(Figure record extracts)
================

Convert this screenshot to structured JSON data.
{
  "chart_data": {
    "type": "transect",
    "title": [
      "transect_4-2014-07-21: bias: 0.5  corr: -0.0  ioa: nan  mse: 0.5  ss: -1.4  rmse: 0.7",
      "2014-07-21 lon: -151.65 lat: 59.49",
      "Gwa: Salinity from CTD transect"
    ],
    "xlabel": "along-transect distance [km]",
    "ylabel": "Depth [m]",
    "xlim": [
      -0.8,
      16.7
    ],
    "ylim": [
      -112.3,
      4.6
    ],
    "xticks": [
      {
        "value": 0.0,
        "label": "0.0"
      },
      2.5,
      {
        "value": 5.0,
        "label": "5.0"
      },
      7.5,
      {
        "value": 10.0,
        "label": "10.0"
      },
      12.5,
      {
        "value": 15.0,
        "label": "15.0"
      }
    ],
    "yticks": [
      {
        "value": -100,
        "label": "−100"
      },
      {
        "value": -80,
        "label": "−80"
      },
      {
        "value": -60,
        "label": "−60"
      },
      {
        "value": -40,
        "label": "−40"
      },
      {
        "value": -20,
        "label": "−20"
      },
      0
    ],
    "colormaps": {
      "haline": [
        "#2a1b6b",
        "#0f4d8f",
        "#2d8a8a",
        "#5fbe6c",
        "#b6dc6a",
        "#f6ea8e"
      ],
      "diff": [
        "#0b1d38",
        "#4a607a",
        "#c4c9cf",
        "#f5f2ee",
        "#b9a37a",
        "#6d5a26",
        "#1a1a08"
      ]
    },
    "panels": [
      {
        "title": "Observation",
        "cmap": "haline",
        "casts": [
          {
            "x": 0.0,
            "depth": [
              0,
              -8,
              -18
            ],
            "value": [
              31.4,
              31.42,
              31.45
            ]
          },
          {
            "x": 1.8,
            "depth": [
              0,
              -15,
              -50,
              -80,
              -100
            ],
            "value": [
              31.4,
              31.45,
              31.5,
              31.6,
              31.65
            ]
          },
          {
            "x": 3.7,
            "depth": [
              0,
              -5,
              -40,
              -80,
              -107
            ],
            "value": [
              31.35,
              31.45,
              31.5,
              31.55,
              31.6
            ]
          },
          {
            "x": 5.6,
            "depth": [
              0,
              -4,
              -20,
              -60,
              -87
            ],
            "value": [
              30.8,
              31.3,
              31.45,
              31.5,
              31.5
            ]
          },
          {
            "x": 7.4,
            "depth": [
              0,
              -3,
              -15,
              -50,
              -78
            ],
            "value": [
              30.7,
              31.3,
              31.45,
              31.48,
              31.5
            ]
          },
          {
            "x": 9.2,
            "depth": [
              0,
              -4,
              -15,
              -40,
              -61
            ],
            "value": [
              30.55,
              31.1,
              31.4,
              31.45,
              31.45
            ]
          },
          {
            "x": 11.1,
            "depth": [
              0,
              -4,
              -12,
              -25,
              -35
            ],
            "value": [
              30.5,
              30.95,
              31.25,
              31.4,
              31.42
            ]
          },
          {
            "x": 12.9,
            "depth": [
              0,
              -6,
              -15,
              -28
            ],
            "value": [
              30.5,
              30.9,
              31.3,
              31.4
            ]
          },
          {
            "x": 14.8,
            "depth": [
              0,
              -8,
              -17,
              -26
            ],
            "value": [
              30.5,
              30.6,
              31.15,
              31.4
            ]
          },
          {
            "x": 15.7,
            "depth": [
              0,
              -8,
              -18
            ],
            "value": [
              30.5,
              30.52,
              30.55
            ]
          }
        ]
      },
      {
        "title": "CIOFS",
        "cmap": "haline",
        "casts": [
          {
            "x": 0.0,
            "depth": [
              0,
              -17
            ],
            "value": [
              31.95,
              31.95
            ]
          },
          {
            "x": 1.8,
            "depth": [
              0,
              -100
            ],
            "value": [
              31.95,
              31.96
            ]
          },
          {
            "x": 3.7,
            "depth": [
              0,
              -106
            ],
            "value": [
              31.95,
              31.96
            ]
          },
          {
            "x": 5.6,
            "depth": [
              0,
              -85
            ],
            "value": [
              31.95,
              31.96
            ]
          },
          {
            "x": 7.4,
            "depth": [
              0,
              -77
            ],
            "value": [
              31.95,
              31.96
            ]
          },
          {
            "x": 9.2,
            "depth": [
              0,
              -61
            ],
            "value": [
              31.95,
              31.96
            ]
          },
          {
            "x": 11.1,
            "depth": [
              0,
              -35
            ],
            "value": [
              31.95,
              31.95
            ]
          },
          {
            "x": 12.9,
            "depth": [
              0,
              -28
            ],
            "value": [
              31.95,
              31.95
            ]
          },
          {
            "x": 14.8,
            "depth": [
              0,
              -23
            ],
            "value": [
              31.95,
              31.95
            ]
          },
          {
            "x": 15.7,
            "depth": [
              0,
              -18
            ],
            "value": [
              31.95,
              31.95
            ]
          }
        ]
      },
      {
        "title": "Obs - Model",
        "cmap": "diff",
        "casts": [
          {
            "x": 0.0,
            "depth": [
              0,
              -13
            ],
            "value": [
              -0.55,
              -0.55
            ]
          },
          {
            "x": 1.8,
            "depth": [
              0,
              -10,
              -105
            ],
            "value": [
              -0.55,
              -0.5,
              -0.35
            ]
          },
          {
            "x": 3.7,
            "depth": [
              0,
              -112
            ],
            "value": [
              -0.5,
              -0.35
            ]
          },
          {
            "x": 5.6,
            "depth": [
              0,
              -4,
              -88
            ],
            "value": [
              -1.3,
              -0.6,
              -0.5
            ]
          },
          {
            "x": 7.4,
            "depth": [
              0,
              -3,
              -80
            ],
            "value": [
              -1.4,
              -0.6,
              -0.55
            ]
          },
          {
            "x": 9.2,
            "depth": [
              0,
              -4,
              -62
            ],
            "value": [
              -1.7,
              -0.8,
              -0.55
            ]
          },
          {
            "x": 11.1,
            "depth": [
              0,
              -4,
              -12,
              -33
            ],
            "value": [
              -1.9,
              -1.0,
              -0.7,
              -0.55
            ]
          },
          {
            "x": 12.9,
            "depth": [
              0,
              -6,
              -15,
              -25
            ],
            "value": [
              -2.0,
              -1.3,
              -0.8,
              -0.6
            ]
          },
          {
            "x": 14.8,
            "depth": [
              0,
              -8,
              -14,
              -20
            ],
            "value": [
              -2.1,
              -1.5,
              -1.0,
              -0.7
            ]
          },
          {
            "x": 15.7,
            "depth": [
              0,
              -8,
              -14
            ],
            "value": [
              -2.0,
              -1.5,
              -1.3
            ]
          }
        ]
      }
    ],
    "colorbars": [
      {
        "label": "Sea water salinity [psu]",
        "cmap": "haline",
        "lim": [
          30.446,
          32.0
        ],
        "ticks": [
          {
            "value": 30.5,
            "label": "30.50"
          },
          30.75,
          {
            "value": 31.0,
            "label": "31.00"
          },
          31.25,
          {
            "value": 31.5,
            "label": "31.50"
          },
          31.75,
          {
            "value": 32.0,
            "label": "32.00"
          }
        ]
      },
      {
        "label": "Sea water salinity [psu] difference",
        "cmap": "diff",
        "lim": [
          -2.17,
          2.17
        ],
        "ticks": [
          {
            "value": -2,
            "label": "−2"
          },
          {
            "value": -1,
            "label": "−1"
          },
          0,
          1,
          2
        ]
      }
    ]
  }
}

================

- [Given problem]: Your task is to extract all of the records exactly.

- [Answer to the exercise]:
Convert this screenshot to structured JSON data.
{
  "chart_data": {
    "type": "transect",
    "title": [
      "transect_4-2014-07-21: bias: 0.5  corr: -0.0  ioa: nan  mse: 0.5  ss: -1.4  rmse: 0.7",
      "2014-07-21 lon: -151.65 lat: 59.49",
      "Gwa: Salinity from CTD transect"
    ],
    "xlabel": "along-transect distance [km]",
    "ylabel": "Depth [m]",
    "xlim": [
      -0.8,
      16.7
    ],
    "ylim": [
      -112.3,
      4.6
    ],
    "xticks": [
      {
        "value": 0.0,
        "label": "0.0"
      },
      2.5,
      {
        "value": 5.0,
        "label": "5.0"
      },
      7.5,
      {
        "value": 10.0,
        "label": "10.0"
      },
      12.5,
      {
        "value": 15.0,
        "label": "15.0"
      }
    ],
    "yticks": [
      {
        "value": -100,
        "label": "−100"
      },
      {
        "value": -80,
        "label": "−80"
      },
      {
        "value": -60,
        "label": "−60"
      },
      {
        "value": -40,
        "label": "−40"
      },
      {
        "value": -20,
        "label": "−20"
      },
      0
    ],
    "colormaps": {
      "haline": [
        "#2a1b6b",
        "#0f4d8f",
        "#2d8a8a",
        "#5fbe6c",
        "#b6dc6a",
        "#f6ea8e"
      ],
      "diff": [
        "#0b1d38",
        "#4a607a",
        "#c4c9cf",
        "#f5f2ee",
        "#b9a37a",
        "#6d5a26",
        "#1a1a08"
      ]
    },
    "panels": [
      {
        "title": "Observation",
        "cmap": "haline",
        "casts": [
          {
            "x": 0.0,
            "depth": [
              0,
              -8,
              -18
            ],
            "value": [
              31.4,
              31.42,
              31.45
            ]
          },
          {
            "x": 1.8,
            "depth": [
              0,
              -15,
              -50,
              -80,
              -100
            ],
            "value": [
              31.4,
              31.45,
              31.5,
              31.6,
              31.65
            ]
          },
          {
            "x": 3.7,
            "depth": [
              0,
              -5,
              -40,
              -80,
              -107
            ],
            "value": [
              31.35,
              31.45,
              31.5,
              31.55,
              31.6
            ]
          },
          {
            "x": 5.6,
            "depth": [
              0,
              -4,
              -20,
              -60,
              -87
            ],
            "value": [
              30.8,
              31.3,
              31.45,
              31.5,
              31.5
            ]
          },
          {
            "x": 7.4,
            "depth": [
              0,
              -3,
              -15,
              -50,
              -78
            ],
            "value": [
              30.7,
              31.3,
              31.45,
              31.48,
              31.5
            ]
          },
          {
            "x": 9.2,
            "depth": [
              0,
              -4,
              -15,
              -40,
              -61
            ],
            "value": [
              30.55,
              31.1,
              31.4,
              31.45,
              31.45
            ]
          },
          {
            "x": 11.1,
            "depth": [
              0,
              -4,
              -12,
              -25,
              -35
            ],
            "value": [
              30.5,
              30.95,
              31.25,
              31.4,
              31.42
            ]
          },
          {
            "x": 12.9,
            "depth": [
              0,
              -6,
              -15,
              -28
            ],
            "value": [
              30.5,
              30.9,
              31.3,
              31.4
            ]
          },
          {
            "x": 14.8,
            "depth": [
              0,
              -8,
              -17,
              -26
            ],
            "value": [
              30.5,
              30.6,
              31.15,
              31.4
            ]
          },
          {
            "x": 15.7,
            "depth": [
              0,
              -8,
              -18
            ],
            "value": [
              30.5,
              30.52,
              30.55
            ]
          }
        ]
      },
      {
        "title": "CIOFS",
        "cmap": "haline",
        "casts": [
          {
            "x": 0.0,
            "depth": [
              0,
              -17
            ],
            "value": [
              31.95,
              31.95
            ]
          },
          {
            "x": 1.8,
            "depth": [
              0,
              -100
            ],
            "value": [
              31.95,
              31.96
            ]
          },
          {
            "x": 3.7,
            "depth": [
              0,
              -106
            ],
            "value": [
              31.95,
              31.96
            ]
          },
          {
            "x": 5.6,
            "depth": [
              0,
              -85
            ],
            "value": [
              31.95,
              31.96
            ]
          },
          {
            "x": 7.4,
            "depth": [
              0,
              -77
            ],
            "value": [
              31.95,
              31.96
            ]
          },
          {
            "x": 9.2,
            "depth": [
              0,
              -61
            ],
            "value": [
              31.95,
              31.96
            ]
          },
          {
            "x": 11.1,
            "depth": [
              0,
              -35
            ],
            "value": [
              31.95,
              31.95
            ]
          },
          {
            "x": 12.9,
            "depth": [
              0,
              -28
            ],
            "value": [
              31.95,
              31.95
            ]
          },
          {
            "x": 14.8,
            "depth": [
              0,
              -23
            ],
            "value": [
              31.95,
              31.95
            ]
          },
          {
            "x": 15.7,
            "depth": [
              0,
              -18
            ],
            "value": [
              31.95,
              31.95
            ]
          }
        ]
      },
      {
        "title": "Obs - Model",
        "cmap": "diff",
        "casts": [
          {
            "x": 0.0,
            "depth": [
              0,
              -13
            ],
            "value": [
              -0.55,
              -0.55
            ]
          },
          {
            "x": 1.8,
            "depth": [
              0,
              -10,
              -105
            ],
            "value": [
              -0.55,
              -0.5,
              -0.35
            ]
          },
          {
            "x": 3.7,
            "depth": [
              0,
              -112
            ],
            "value": [
              -0.5,
              -0.35
            ]
          },
          {
            "x": 5.6,
            "depth": [
              0,
              -4,
              -88
            ],
            "value": [
              -1.3,
              -0.6,
              -0.5
            ]
          },
          {
            "x": 7.4,
            "depth": [
              0,
              -3,
              -80
            ],
            "value": [
              -1.4,
              -0.6,
              -0.55
            ]
          },
          {
            "x": 9.2,
            "depth": [
              0,
              -4,
              -62
            ],
            "value": [
              -1.7,
              -0.8,
              -0.55
            ]
          },
          {
            "x": 11.1,
            "depth": [
              0,
              -4,
              -12,
              -33
            ],
            "value": [
              -1.9,
              -1.0,
              -0.7,
              -0.55
            ]
          },
          {
            "x": 12.9,
            "depth": [
              0,
              -6,
              -15,
              -25
            ],
            "value": [
              -2.0,
              -1.3,
              -0.8,
              -0.6
            ]
          },
          {
            "x": 14.8,
            "depth": [
              0,
              -8,
              -14,
              -20
            ],
            "value": [
              -2.1,
              -1.5,
              -1.0,
              -0.7
            ]
          },
          {
            "x": 15.7,
            "depth": [
              0,
              -8,
              -14
            ],
            "value": [
              -2.0,
              -1.5,
              -1.3
            ]
          }
        ]
      }
    ],
    "colorbars": [
      {
        "label": "Sea water salinity [psu]",
        "cmap": "haline",
        "lim": [
          30.446,
          32.0
        ],
        "ticks": [
          {
            "value": 30.5,
            "label": "30.50"
          },
          30.75,
          {
            "value": 31.0,
            "label": "31.00"
          },
          31.25,
          {
            "value": 31.5,
            "label": "31.50"
          },
          31.75,
          {
            "value": 32.0,
            "label": "32.00"
          }
        ]
      },
      {
        "label": "Sea water salinity [psu] difference",
        "cmap": "diff",
        "lim": [
          -2.17,
          2.17
        ],
        "ticks": [
          {
            "value": -2,
            "label": "−2"
          },
          {
            "value": -1,
            "label": "−1"
          },
          0,
          1,
          2
        ]
      }
    ]
  }
}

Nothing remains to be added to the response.